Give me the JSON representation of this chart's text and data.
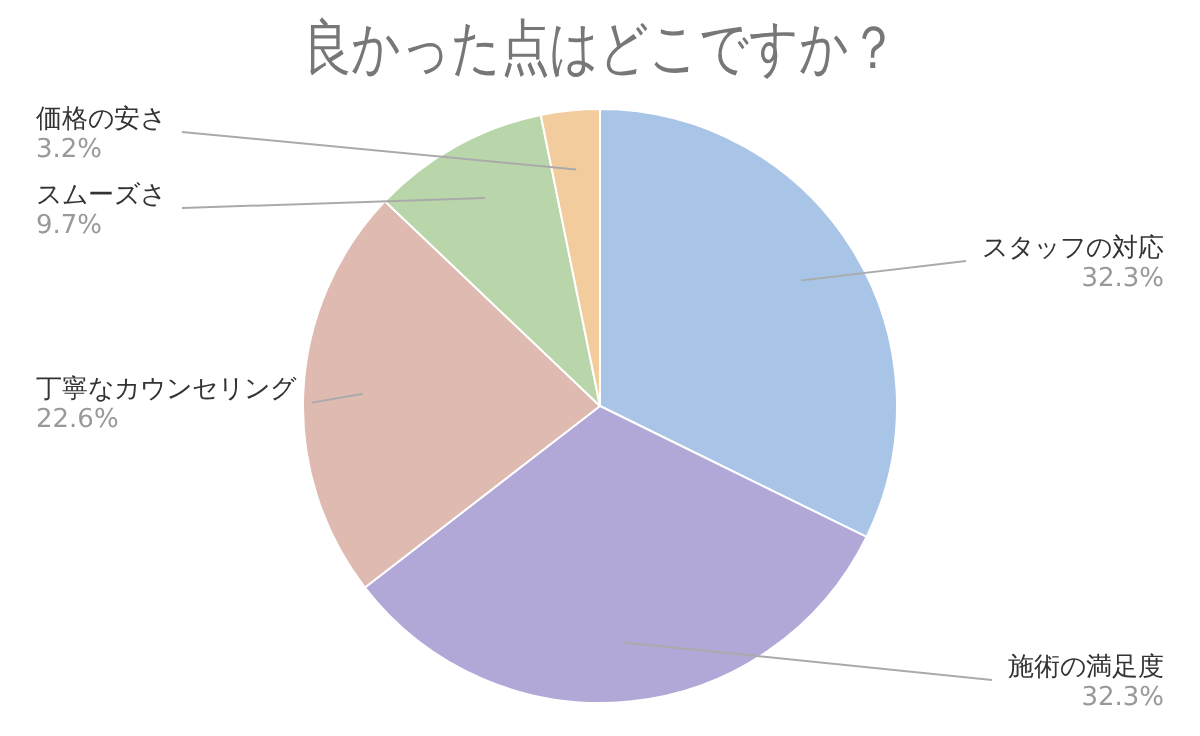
{
  "chart_data": {
    "type": "pie",
    "title": "良かった点はどこですか？",
    "categories": [
      "スタッフの対応",
      "施術の満足度",
      "丁寧なカウンセリング",
      "スムーズさ",
      "価格の安さ"
    ],
    "values": [
      32.3,
      32.3,
      22.6,
      9.7,
      3.2
    ],
    "value_labels": [
      "32.3%",
      "32.3%",
      "22.6%",
      "9.7%",
      "3.2%"
    ],
    "colors": [
      "#a8c4e6",
      "#b2a8d8",
      "#dfbab1",
      "#b9d6aa",
      "#f3cc9e"
    ],
    "legend": false
  }
}
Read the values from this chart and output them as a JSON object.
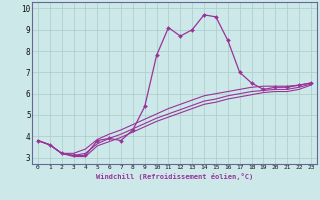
{
  "title": "",
  "xlabel": "Windchill (Refroidissement éolien,°C)",
  "ylabel": "",
  "background_color": "#cce8e8",
  "line_color": "#993399",
  "xlim": [
    -0.5,
    23.5
  ],
  "ylim": [
    2.7,
    10.3
  ],
  "xticks": [
    0,
    1,
    2,
    3,
    4,
    5,
    6,
    7,
    8,
    9,
    10,
    11,
    12,
    13,
    14,
    15,
    16,
    17,
    18,
    19,
    20,
    21,
    22,
    23
  ],
  "yticks": [
    3,
    4,
    5,
    6,
    7,
    8,
    9,
    10
  ],
  "series": [
    [
      3.8,
      3.6,
      3.2,
      3.1,
      3.1,
      3.8,
      3.9,
      3.8,
      4.3,
      5.4,
      7.8,
      9.1,
      8.7,
      9.0,
      9.7,
      9.6,
      8.5,
      7.0,
      6.5,
      6.2,
      6.3,
      6.3,
      6.4,
      6.5
    ],
    [
      3.8,
      3.6,
      3.2,
      3.2,
      3.4,
      3.85,
      4.1,
      4.3,
      4.55,
      4.8,
      5.05,
      5.3,
      5.5,
      5.7,
      5.9,
      6.0,
      6.1,
      6.2,
      6.3,
      6.35,
      6.35,
      6.35,
      6.4,
      6.5
    ],
    [
      3.8,
      3.6,
      3.2,
      3.1,
      3.2,
      3.65,
      3.9,
      4.1,
      4.35,
      4.6,
      4.85,
      5.05,
      5.25,
      5.45,
      5.65,
      5.75,
      5.9,
      6.0,
      6.1,
      6.15,
      6.2,
      6.2,
      6.3,
      6.45
    ],
    [
      3.8,
      3.6,
      3.2,
      3.05,
      3.05,
      3.55,
      3.75,
      3.95,
      4.2,
      4.45,
      4.7,
      4.9,
      5.1,
      5.3,
      5.5,
      5.6,
      5.75,
      5.85,
      5.95,
      6.05,
      6.1,
      6.1,
      6.2,
      6.4
    ]
  ],
  "grid_color": "#aacccc",
  "spine_color": "#666699",
  "xlabel_fontsize": 5.0,
  "tick_fontsize": 4.5,
  "ytick_fontsize": 5.5
}
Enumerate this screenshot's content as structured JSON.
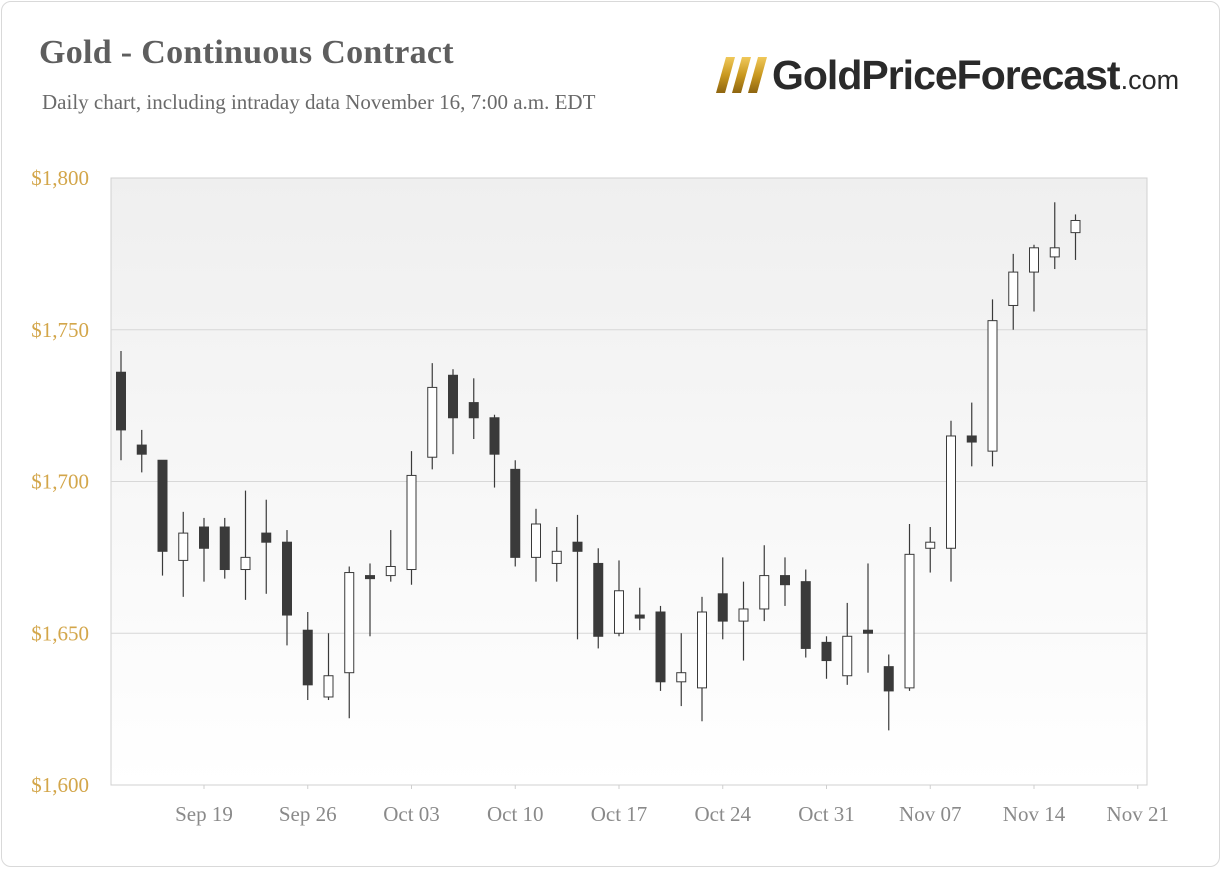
{
  "chart_data": {
    "type": "candlestick",
    "title": "Gold - Continuous Contract",
    "subtitle": "Daily chart, including intraday data November 16, 7:00 a.m. EDT",
    "ylim": [
      1600,
      1800
    ],
    "y_ticks": [
      {
        "value": 1800,
        "label": "$1,800"
      },
      {
        "value": 1750,
        "label": "$1,750"
      },
      {
        "value": 1700,
        "label": "$1,700"
      },
      {
        "value": 1650,
        "label": "$1,650"
      },
      {
        "value": 1600,
        "label": "$1,600"
      }
    ],
    "x_ticks": [
      "Sep 19",
      "Sep 26",
      "Oct 03",
      "Oct 10",
      "Oct 17",
      "Oct 24",
      "Oct 31",
      "Nov 07",
      "Nov 14",
      "Nov 21"
    ],
    "grid": true,
    "candles": [
      {
        "date": "Sep 13",
        "open": 1736,
        "high": 1743,
        "low": 1707,
        "close": 1717
      },
      {
        "date": "Sep 14",
        "open": 1712,
        "high": 1717,
        "low": 1703,
        "close": 1709
      },
      {
        "date": "Sep 15",
        "open": 1707,
        "high": 1707,
        "low": 1669,
        "close": 1677
      },
      {
        "date": "Sep 16",
        "open": 1674,
        "high": 1690,
        "low": 1662,
        "close": 1683
      },
      {
        "date": "Sep 19",
        "open": 1685,
        "high": 1688,
        "low": 1667,
        "close": 1678
      },
      {
        "date": "Sep 20",
        "open": 1685,
        "high": 1688,
        "low": 1668,
        "close": 1671
      },
      {
        "date": "Sep 21",
        "open": 1671,
        "high": 1697,
        "low": 1661,
        "close": 1675
      },
      {
        "date": "Sep 22",
        "open": 1683,
        "high": 1694,
        "low": 1663,
        "close": 1680
      },
      {
        "date": "Sep 23",
        "open": 1680,
        "high": 1684,
        "low": 1646,
        "close": 1656
      },
      {
        "date": "Sep 26",
        "open": 1651,
        "high": 1657,
        "low": 1628,
        "close": 1633
      },
      {
        "date": "Sep 27",
        "open": 1629,
        "high": 1650,
        "low": 1628,
        "close": 1636
      },
      {
        "date": "Sep 28",
        "open": 1637,
        "high": 1672,
        "low": 1622,
        "close": 1670
      },
      {
        "date": "Sep 29",
        "open": 1669,
        "high": 1673,
        "low": 1649,
        "close": 1668
      },
      {
        "date": "Sep 30",
        "open": 1669,
        "high": 1684,
        "low": 1667,
        "close": 1672
      },
      {
        "date": "Oct 03",
        "open": 1671,
        "high": 1710,
        "low": 1666,
        "close": 1702
      },
      {
        "date": "Oct 04",
        "open": 1708,
        "high": 1739,
        "low": 1704,
        "close": 1731
      },
      {
        "date": "Oct 05",
        "open": 1735,
        "high": 1737,
        "low": 1709,
        "close": 1721
      },
      {
        "date": "Oct 06",
        "open": 1726,
        "high": 1734,
        "low": 1714,
        "close": 1721
      },
      {
        "date": "Oct 07",
        "open": 1721,
        "high": 1722,
        "low": 1698,
        "close": 1709
      },
      {
        "date": "Oct 10",
        "open": 1704,
        "high": 1707,
        "low": 1672,
        "close": 1675
      },
      {
        "date": "Oct 11",
        "open": 1675,
        "high": 1691,
        "low": 1667,
        "close": 1686
      },
      {
        "date": "Oct 12",
        "open": 1673,
        "high": 1685,
        "low": 1667,
        "close": 1677
      },
      {
        "date": "Oct 13",
        "open": 1680,
        "high": 1689,
        "low": 1648,
        "close": 1677
      },
      {
        "date": "Oct 14",
        "open": 1673,
        "high": 1678,
        "low": 1645,
        "close": 1649
      },
      {
        "date": "Oct 17",
        "open": 1650,
        "high": 1674,
        "low": 1649,
        "close": 1664
      },
      {
        "date": "Oct 18",
        "open": 1656,
        "high": 1665,
        "low": 1651,
        "close": 1655
      },
      {
        "date": "Oct 19",
        "open": 1657,
        "high": 1659,
        "low": 1631,
        "close": 1634
      },
      {
        "date": "Oct 20",
        "open": 1634,
        "high": 1650,
        "low": 1626,
        "close": 1637
      },
      {
        "date": "Oct 21",
        "open": 1632,
        "high": 1662,
        "low": 1621,
        "close": 1657
      },
      {
        "date": "Oct 24",
        "open": 1663,
        "high": 1675,
        "low": 1648,
        "close": 1654
      },
      {
        "date": "Oct 25",
        "open": 1654,
        "high": 1667,
        "low": 1641,
        "close": 1658
      },
      {
        "date": "Oct 26",
        "open": 1658,
        "high": 1679,
        "low": 1654,
        "close": 1669
      },
      {
        "date": "Oct 27",
        "open": 1669,
        "high": 1675,
        "low": 1659,
        "close": 1666
      },
      {
        "date": "Oct 28",
        "open": 1667,
        "high": 1671,
        "low": 1642,
        "close": 1645
      },
      {
        "date": "Oct 31",
        "open": 1647,
        "high": 1649,
        "low": 1635,
        "close": 1641
      },
      {
        "date": "Nov 01",
        "open": 1636,
        "high": 1660,
        "low": 1633,
        "close": 1649
      },
      {
        "date": "Nov 02",
        "open": 1651,
        "high": 1673,
        "low": 1637,
        "close": 1650
      },
      {
        "date": "Nov 03",
        "open": 1639,
        "high": 1643,
        "low": 1618,
        "close": 1631
      },
      {
        "date": "Nov 04",
        "open": 1632,
        "high": 1686,
        "low": 1631,
        "close": 1676
      },
      {
        "date": "Nov 07",
        "open": 1678,
        "high": 1685,
        "low": 1670,
        "close": 1680
      },
      {
        "date": "Nov 08",
        "open": 1678,
        "high": 1720,
        "low": 1667,
        "close": 1715
      },
      {
        "date": "Nov 09",
        "open": 1715,
        "high": 1726,
        "low": 1705,
        "close": 1713
      },
      {
        "date": "Nov 10",
        "open": 1710,
        "high": 1760,
        "low": 1705,
        "close": 1753
      },
      {
        "date": "Nov 11",
        "open": 1758,
        "high": 1775,
        "low": 1750,
        "close": 1769
      },
      {
        "date": "Nov 14",
        "open": 1769,
        "high": 1778,
        "low": 1756,
        "close": 1777
      },
      {
        "date": "Nov 15",
        "open": 1774,
        "high": 1792,
        "low": 1770,
        "close": 1777
      },
      {
        "date": "Nov 16",
        "open": 1782,
        "high": 1788,
        "low": 1773,
        "close": 1786
      }
    ]
  },
  "logo": {
    "brand": "GoldPriceForecast",
    "tld": ".com"
  },
  "colors": {
    "up_fill": "#ffffff",
    "down_fill": "#3a3a3a",
    "candle_stroke": "#3a3a3a",
    "y_label": "#d3a64a",
    "x_label": "#8a8a8a",
    "grid": "#d8d8d8",
    "logo_gold": "#c9981f"
  }
}
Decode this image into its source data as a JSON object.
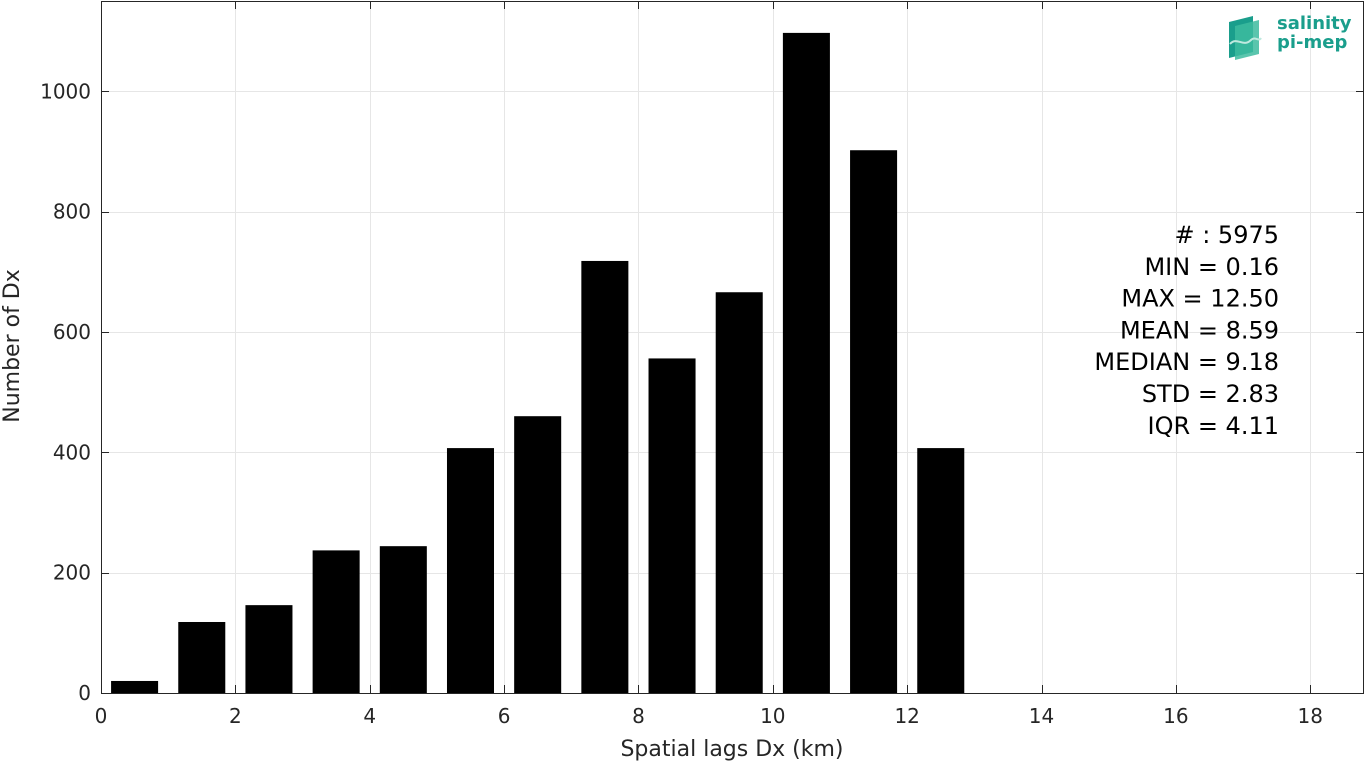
{
  "logo": {
    "line1": "salinity",
    "line2": "pi-mep",
    "color": "#1a9e8c"
  },
  "stats": [
    "# : 5975",
    "MIN = 0.16",
    "MAX =  12.50",
    "MEAN = 8.59",
    "MEDIAN = 9.18",
    "STD = 2.83",
    "IQR = 4.11"
  ],
  "chart_data": {
    "type": "bar",
    "title": "",
    "xlabel": "Spatial lags Dx (km)",
    "ylabel": "Number of Dx",
    "xlim": [
      0,
      18.8
    ],
    "ylim": [
      0,
      1150
    ],
    "xticks": [
      0,
      2,
      4,
      6,
      8,
      10,
      12,
      14,
      16,
      18
    ],
    "yticks": [
      0,
      200,
      400,
      600,
      800,
      1000
    ],
    "grid": true,
    "bar_color": "#000000",
    "bin_width": 1,
    "bar_width_fraction": 0.7,
    "x": [
      0.5,
      1.5,
      2.5,
      3.5,
      4.5,
      5.5,
      6.5,
      7.5,
      8.5,
      9.5,
      10.5,
      11.5,
      12.5
    ],
    "values": [
      20,
      118,
      146,
      237,
      244,
      407,
      460,
      718,
      556,
      666,
      1097,
      902,
      407
    ]
  }
}
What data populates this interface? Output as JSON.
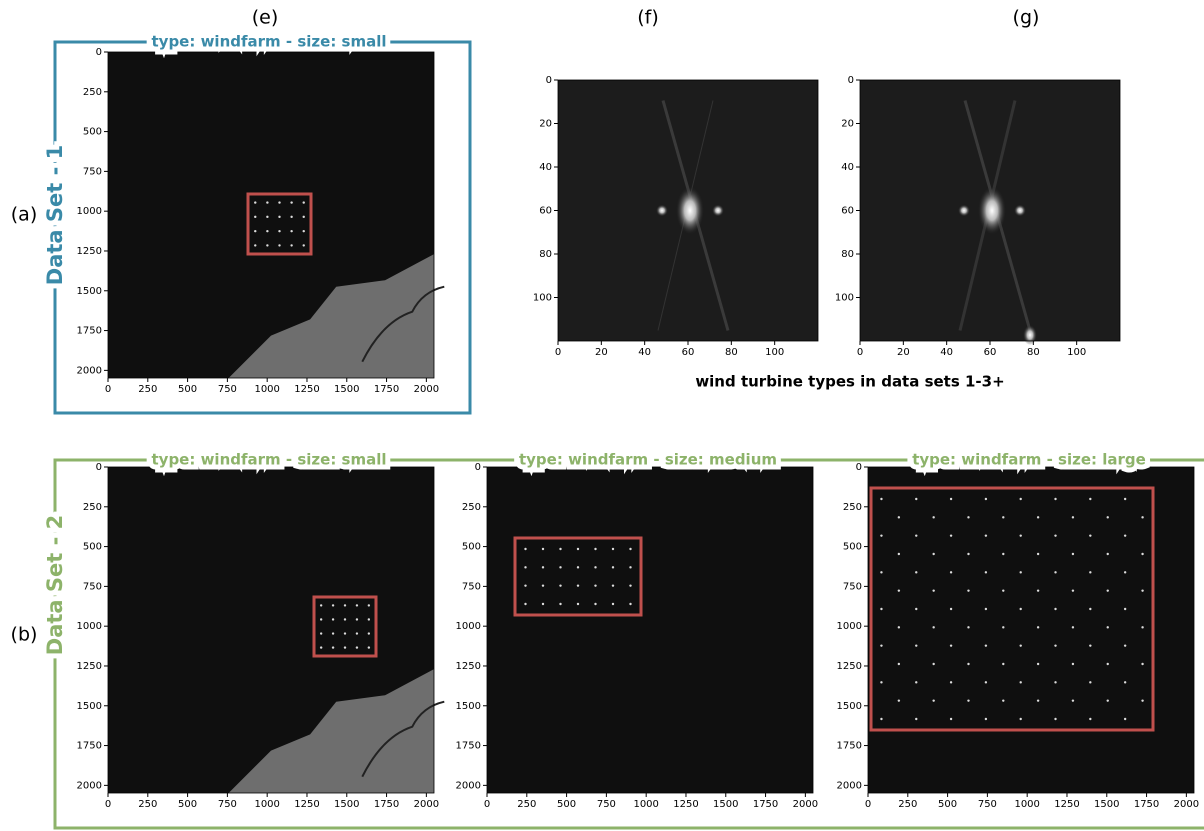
{
  "panel_labels": {
    "e": "(e)",
    "f": "(f)",
    "g": "(g)",
    "a": "(a)",
    "b": "(b)"
  },
  "data_sets": [
    {
      "name": "Data Set - 1",
      "panels": [
        {
          "title": "type: windfarm - size: small",
          "xlim": [
            0,
            2048
          ],
          "ylim": [
            0,
            2048
          ],
          "xticks": [
            0,
            250,
            500,
            750,
            1000,
            1250,
            1500,
            1750,
            2000
          ],
          "yticks": [
            0,
            250,
            500,
            750,
            1000,
            1250,
            1500,
            1750,
            2000
          ]
        }
      ]
    },
    {
      "name": "Data Set - 2",
      "panels": [
        {
          "title": "type: windfarm - size: small",
          "xlim": [
            0,
            2048
          ],
          "ylim": [
            0,
            2048
          ],
          "xticks": [
            0,
            250,
            500,
            750,
            1000,
            1250,
            1500,
            1750,
            2000
          ],
          "yticks": [
            0,
            250,
            500,
            750,
            1000,
            1250,
            1500,
            1750,
            2000
          ]
        },
        {
          "title": "type: windfarm - size: medium",
          "xlim": [
            0,
            2048
          ],
          "ylim": [
            0,
            2048
          ],
          "xticks": [
            0,
            250,
            500,
            750,
            1000,
            1250,
            1500,
            1750,
            2000
          ],
          "yticks": [
            0,
            250,
            500,
            750,
            1000,
            1250,
            1500,
            1750,
            2000
          ]
        },
        {
          "title": "type: windfarm - size: large",
          "xlim": [
            0,
            2048
          ],
          "ylim": [
            0,
            2048
          ],
          "xticks": [
            0,
            250,
            500,
            750,
            1000,
            1250,
            1500,
            1750,
            2000
          ],
          "yticks": [
            0,
            250,
            500,
            750,
            1000,
            1250,
            1500,
            1750,
            2000
          ]
        }
      ]
    }
  ],
  "turbine_types": {
    "caption": "wind turbine types in data sets 1-3+",
    "panels": [
      {
        "xlim": [
          0,
          120
        ],
        "ylim": [
          0,
          120
        ],
        "xticks": [
          0,
          20,
          40,
          60,
          80,
          100
        ],
        "yticks": [
          0,
          20,
          40,
          60,
          80,
          100
        ]
      },
      {
        "xlim": [
          0,
          120
        ],
        "ylim": [
          0,
          120
        ],
        "xticks": [
          0,
          20,
          40,
          60,
          80,
          100
        ],
        "yticks": [
          0,
          20,
          40,
          60,
          80,
          100
        ]
      }
    ]
  }
}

=-=-=

Report how many lines hold the string "windfarm", giving the number and nothing else.

4